*The input*

★ ★ ★ ★ ★

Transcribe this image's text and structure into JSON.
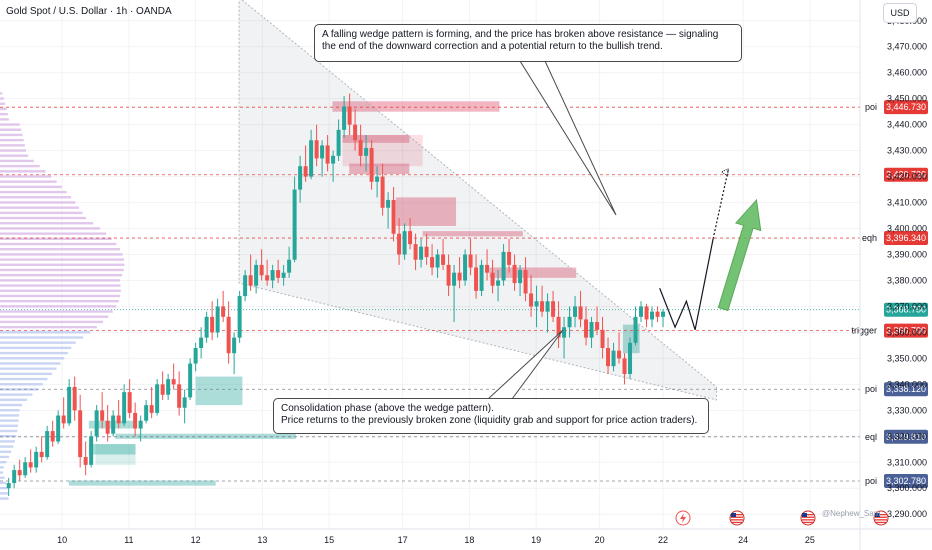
{
  "header": {
    "title": "Gold Spot / U.S. Dollar · 1h · OANDA",
    "currency_button": "USD"
  },
  "annotations": {
    "note1": "A falling wedge pattern is forming, and the price has broken above resistance — signaling the end of the downward correction and a potential return to the bullish trend.",
    "note2_line1": "Consolidation phase (above the wedge pattern).",
    "note2_line2": "Price returns to the previously broken zone (liquidity grab and support for price action traders)."
  },
  "watermark": "@Nephew_Sam",
  "colors": {
    "up": "#26a69a",
    "down": "#ef5350",
    "red_line": "#e53935",
    "grey_line": "#787b86",
    "wedge": "#b0b5bf",
    "arrow": "#5cb85c",
    "current": "#26a69a",
    "lower_badge": "#4a6096"
  },
  "chart_data": {
    "type": "candlestick",
    "title": "Gold Spot / U.S. Dollar · 1h · OANDA",
    "ylim": [
      3287,
      3488
    ],
    "y_ticks": [
      3290,
      3300,
      3310,
      3320,
      3330,
      3340,
      3350,
      3360,
      3370,
      3380,
      3390,
      3400,
      3410,
      3420,
      3430,
      3440,
      3450,
      3460,
      3470,
      3480
    ],
    "x_ticks": [
      {
        "label": "10",
        "day": 10
      },
      {
        "label": "11",
        "day": 11
      },
      {
        "label": "12",
        "day": 12
      },
      {
        "label": "13",
        "day": 13
      },
      {
        "label": "15",
        "day": 14
      },
      {
        "label": "17",
        "day": 15.1
      },
      {
        "label": "18",
        "day": 16.1
      },
      {
        "label": "19",
        "day": 17.1
      },
      {
        "label": "20",
        "day": 18.05
      },
      {
        "label": "22",
        "day": 19
      },
      {
        "label": "24",
        "day": 20.2
      },
      {
        "label": "25",
        "day": 21.2
      }
    ],
    "xlim": [
      9.07,
      21.95
    ],
    "price_levels": [
      {
        "label": "poi",
        "value": 3446.73,
        "display": "3,446.730",
        "style": "red"
      },
      {
        "label": "",
        "value": 3420.72,
        "display": "3,420.720",
        "style": "red"
      },
      {
        "label": "eqh",
        "value": 3396.34,
        "display": "3,396.340",
        "style": "red"
      },
      {
        "label": "",
        "value": 3368.75,
        "display": "3,368.750",
        "style": "current"
      },
      {
        "label": "trigger",
        "value": 3360.7,
        "display": "3,360.700",
        "style": "red"
      },
      {
        "label": "poi",
        "value": 3338.12,
        "display": "3,338.120",
        "style": "grey"
      },
      {
        "label": "eql",
        "value": 3319.81,
        "display": "3,319.810",
        "style": "grey"
      },
      {
        "label": "poi",
        "value": 3302.78,
        "display": "3,302.780",
        "style": "grey"
      }
    ],
    "wedge": {
      "upper": [
        [
          12.65,
          3489
        ],
        [
          19.8,
          3339
        ]
      ],
      "lower": [
        [
          12.65,
          3379
        ],
        [
          19.8,
          3334
        ]
      ]
    },
    "projection": [
      [
        18.95,
        3377
      ],
      [
        19.18,
        3362
      ],
      [
        19.35,
        3372
      ],
      [
        19.48,
        3361
      ],
      [
        19.75,
        3396
      ],
      [
        19.98,
        3423
      ]
    ],
    "bullish_arrow": {
      "from": [
        19.9,
        3369
      ],
      "to": [
        20.4,
        3411
      ]
    },
    "zones": [
      {
        "x": [
          14.05,
          16.55
        ],
        "y": [
          3445,
          3449
        ],
        "color": "down"
      },
      {
        "x": [
          14.2,
          15.2
        ],
        "y": [
          3433,
          3436
        ],
        "color": "down"
      },
      {
        "x": [
          14.3,
          15.2
        ],
        "y": [
          3421,
          3425
        ],
        "color": "down"
      },
      {
        "x": [
          15.0,
          15.9
        ],
        "y": [
          3401,
          3412
        ],
        "color": "down"
      },
      {
        "x": [
          15.4,
          16.9
        ],
        "y": [
          3397,
          3399
        ],
        "color": "down"
      },
      {
        "x": [
          16.4,
          17.7
        ],
        "y": [
          3381,
          3385
        ],
        "color": "down"
      },
      {
        "x": [
          12.0,
          12.7
        ],
        "y": [
          3332,
          3343
        ],
        "color": "up"
      },
      {
        "x": [
          10.4,
          11.1
        ],
        "y": [
          3323,
          3326
        ],
        "color": "up"
      },
      {
        "x": [
          10.8,
          13.5
        ],
        "y": [
          3319,
          3321
        ],
        "color": "up"
      },
      {
        "x": [
          10.4,
          11.1
        ],
        "y": [
          3313,
          3317
        ],
        "color": "up"
      },
      {
        "x": [
          10.1,
          12.3
        ],
        "y": [
          3301,
          3303
        ],
        "color": "up"
      },
      {
        "x": [
          18.4,
          18.65
        ],
        "y": [
          3352,
          3363
        ],
        "color": "up"
      }
    ],
    "bottom_icons": [
      "lightning-icon",
      "us-flag-icon",
      "us-flag-icon",
      "us-flag-icon"
    ],
    "candles": [
      [
        3300,
        3304,
        3297,
        3302
      ],
      [
        3302,
        3309,
        3300,
        3307
      ],
      [
        3307,
        3311,
        3303,
        3305
      ],
      [
        3305,
        3312,
        3304,
        3310
      ],
      [
        3310,
        3315,
        3306,
        3308
      ],
      [
        3308,
        3316,
        3306,
        3314
      ],
      [
        3314,
        3320,
        3310,
        3312
      ],
      [
        3312,
        3324,
        3311,
        3322
      ],
      [
        3322,
        3326,
        3316,
        3318
      ],
      [
        3318,
        3330,
        3317,
        3328
      ],
      [
        3328,
        3335,
        3323,
        3325
      ],
      [
        3325,
        3342,
        3324,
        3339
      ],
      [
        3339,
        3343,
        3326,
        3330
      ],
      [
        3330,
        3336,
        3308,
        3312
      ],
      [
        3312,
        3318,
        3305,
        3309
      ],
      [
        3309,
        3322,
        3308,
        3320
      ],
      [
        3320,
        3332,
        3318,
        3330
      ],
      [
        3330,
        3337,
        3323,
        3326
      ],
      [
        3326,
        3332,
        3318,
        3321
      ],
      [
        3321,
        3330,
        3320,
        3328
      ],
      [
        3328,
        3334,
        3323,
        3325
      ],
      [
        3325,
        3340,
        3324,
        3337
      ],
      [
        3337,
        3342,
        3327,
        3329
      ],
      [
        3329,
        3333,
        3320,
        3323
      ],
      [
        3323,
        3328,
        3318,
        3326
      ],
      [
        3326,
        3334,
        3325,
        3332
      ],
      [
        3332,
        3339,
        3327,
        3329
      ],
      [
        3329,
        3342,
        3328,
        3340
      ],
      [
        3340,
        3345,
        3334,
        3336
      ],
      [
        3336,
        3344,
        3334,
        3342
      ],
      [
        3342,
        3348,
        3338,
        3340
      ],
      [
        3340,
        3345,
        3328,
        3331
      ],
      [
        3331,
        3338,
        3325,
        3335
      ],
      [
        3335,
        3350,
        3334,
        3348
      ],
      [
        3348,
        3356,
        3345,
        3354
      ],
      [
        3354,
        3362,
        3350,
        3358
      ],
      [
        3358,
        3368,
        3356,
        3366
      ],
      [
        3366,
        3372,
        3357,
        3360
      ],
      [
        3360,
        3373,
        3358,
        3370
      ],
      [
        3370,
        3376,
        3364,
        3366
      ],
      [
        3366,
        3372,
        3348,
        3352
      ],
      [
        3352,
        3360,
        3344,
        3358
      ],
      [
        3358,
        3376,
        3356,
        3374
      ],
      [
        3374,
        3384,
        3372,
        3382
      ],
      [
        3382,
        3390,
        3376,
        3378
      ],
      [
        3378,
        3388,
        3375,
        3386
      ],
      [
        3386,
        3392,
        3380,
        3382
      ],
      [
        3382,
        3388,
        3378,
        3380
      ],
      [
        3380,
        3386,
        3377,
        3384
      ],
      [
        3384,
        3388,
        3379,
        3381
      ],
      [
        3381,
        3386,
        3378,
        3383
      ],
      [
        3383,
        3393,
        3381,
        3388
      ],
      [
        3388,
        3420,
        3387,
        3415
      ],
      [
        3415,
        3428,
        3410,
        3424
      ],
      [
        3424,
        3432,
        3418,
        3420
      ],
      [
        3420,
        3438,
        3419,
        3434
      ],
      [
        3434,
        3440,
        3424,
        3427
      ],
      [
        3427,
        3434,
        3420,
        3432
      ],
      [
        3432,
        3436,
        3422,
        3425
      ],
      [
        3425,
        3430,
        3418,
        3428
      ],
      [
        3428,
        3442,
        3426,
        3438
      ],
      [
        3438,
        3451,
        3435,
        3447
      ],
      [
        3447,
        3452,
        3436,
        3440
      ],
      [
        3440,
        3446,
        3430,
        3434
      ],
      [
        3434,
        3440,
        3424,
        3428
      ],
      [
        3428,
        3436,
        3422,
        3431
      ],
      [
        3431,
        3434,
        3415,
        3418
      ],
      [
        3418,
        3424,
        3412,
        3420
      ],
      [
        3420,
        3425,
        3405,
        3408
      ],
      [
        3408,
        3414,
        3400,
        3411
      ],
      [
        3411,
        3416,
        3395,
        3398
      ],
      [
        3398,
        3404,
        3386,
        3390
      ],
      [
        3390,
        3402,
        3388,
        3399
      ],
      [
        3399,
        3404,
        3392,
        3394
      ],
      [
        3394,
        3398,
        3384,
        3388
      ],
      [
        3388,
        3396,
        3385,
        3393
      ],
      [
        3393,
        3398,
        3386,
        3389
      ],
      [
        3389,
        3394,
        3382,
        3385
      ],
      [
        3385,
        3392,
        3381,
        3390
      ],
      [
        3390,
        3396,
        3384,
        3386
      ],
      [
        3386,
        3390,
        3374,
        3378
      ],
      [
        3378,
        3386,
        3364,
        3383
      ],
      [
        3383,
        3389,
        3377,
        3380
      ],
      [
        3380,
        3392,
        3378,
        3390
      ],
      [
        3390,
        3396,
        3382,
        3385
      ],
      [
        3385,
        3390,
        3373,
        3376
      ],
      [
        3376,
        3388,
        3374,
        3386
      ],
      [
        3386,
        3392,
        3380,
        3383
      ],
      [
        3383,
        3388,
        3375,
        3378
      ],
      [
        3378,
        3384,
        3372,
        3380
      ],
      [
        3380,
        3394,
        3378,
        3391
      ],
      [
        3391,
        3396,
        3383,
        3386
      ],
      [
        3386,
        3390,
        3376,
        3379
      ],
      [
        3379,
        3386,
        3374,
        3384
      ],
      [
        3384,
        3389,
        3372,
        3375
      ],
      [
        3375,
        3382,
        3366,
        3370
      ],
      [
        3370,
        3378,
        3362,
        3372
      ],
      [
        3372,
        3378,
        3366,
        3368
      ],
      [
        3368,
        3375,
        3360,
        3372
      ],
      [
        3372,
        3376,
        3364,
        3366
      ],
      [
        3366,
        3372,
        3354,
        3358
      ],
      [
        3358,
        3366,
        3350,
        3362
      ],
      [
        3362,
        3370,
        3358,
        3366
      ],
      [
        3366,
        3374,
        3362,
        3370
      ],
      [
        3370,
        3376,
        3362,
        3365
      ],
      [
        3365,
        3370,
        3355,
        3358
      ],
      [
        3358,
        3366,
        3354,
        3364
      ],
      [
        3364,
        3370,
        3359,
        3361
      ],
      [
        3361,
        3366,
        3350,
        3354
      ],
      [
        3354,
        3358,
        3344,
        3347
      ],
      [
        3347,
        3356,
        3345,
        3353
      ],
      [
        3353,
        3360,
        3348,
        3350
      ],
      [
        3350,
        3352,
        3340,
        3344
      ],
      [
        3344,
        3358,
        3342,
        3356
      ],
      [
        3356,
        3370,
        3355,
        3366
      ],
      [
        3366,
        3372,
        3364,
        3370
      ],
      [
        3370,
        3371,
        3362,
        3365
      ],
      [
        3365,
        3370,
        3362,
        3368
      ],
      [
        3368,
        3370,
        3364,
        3366
      ],
      [
        3366,
        3369,
        3362,
        3368
      ]
    ]
  }
}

★ ★ ★ ★ ★

*What you should do*
Copy each line that holds the word "wedge".

*Solution to this exercise*
    "note1": "A falling wedge pattern is forming, and the price has broken above resistance — signaling the end of the downward correction and a potential return to the bullish trend.",
    "note2_line1": "Consolidation phase (above the wedge pattern).",
    "wedge": "#b0b5bf",
    "wedge": {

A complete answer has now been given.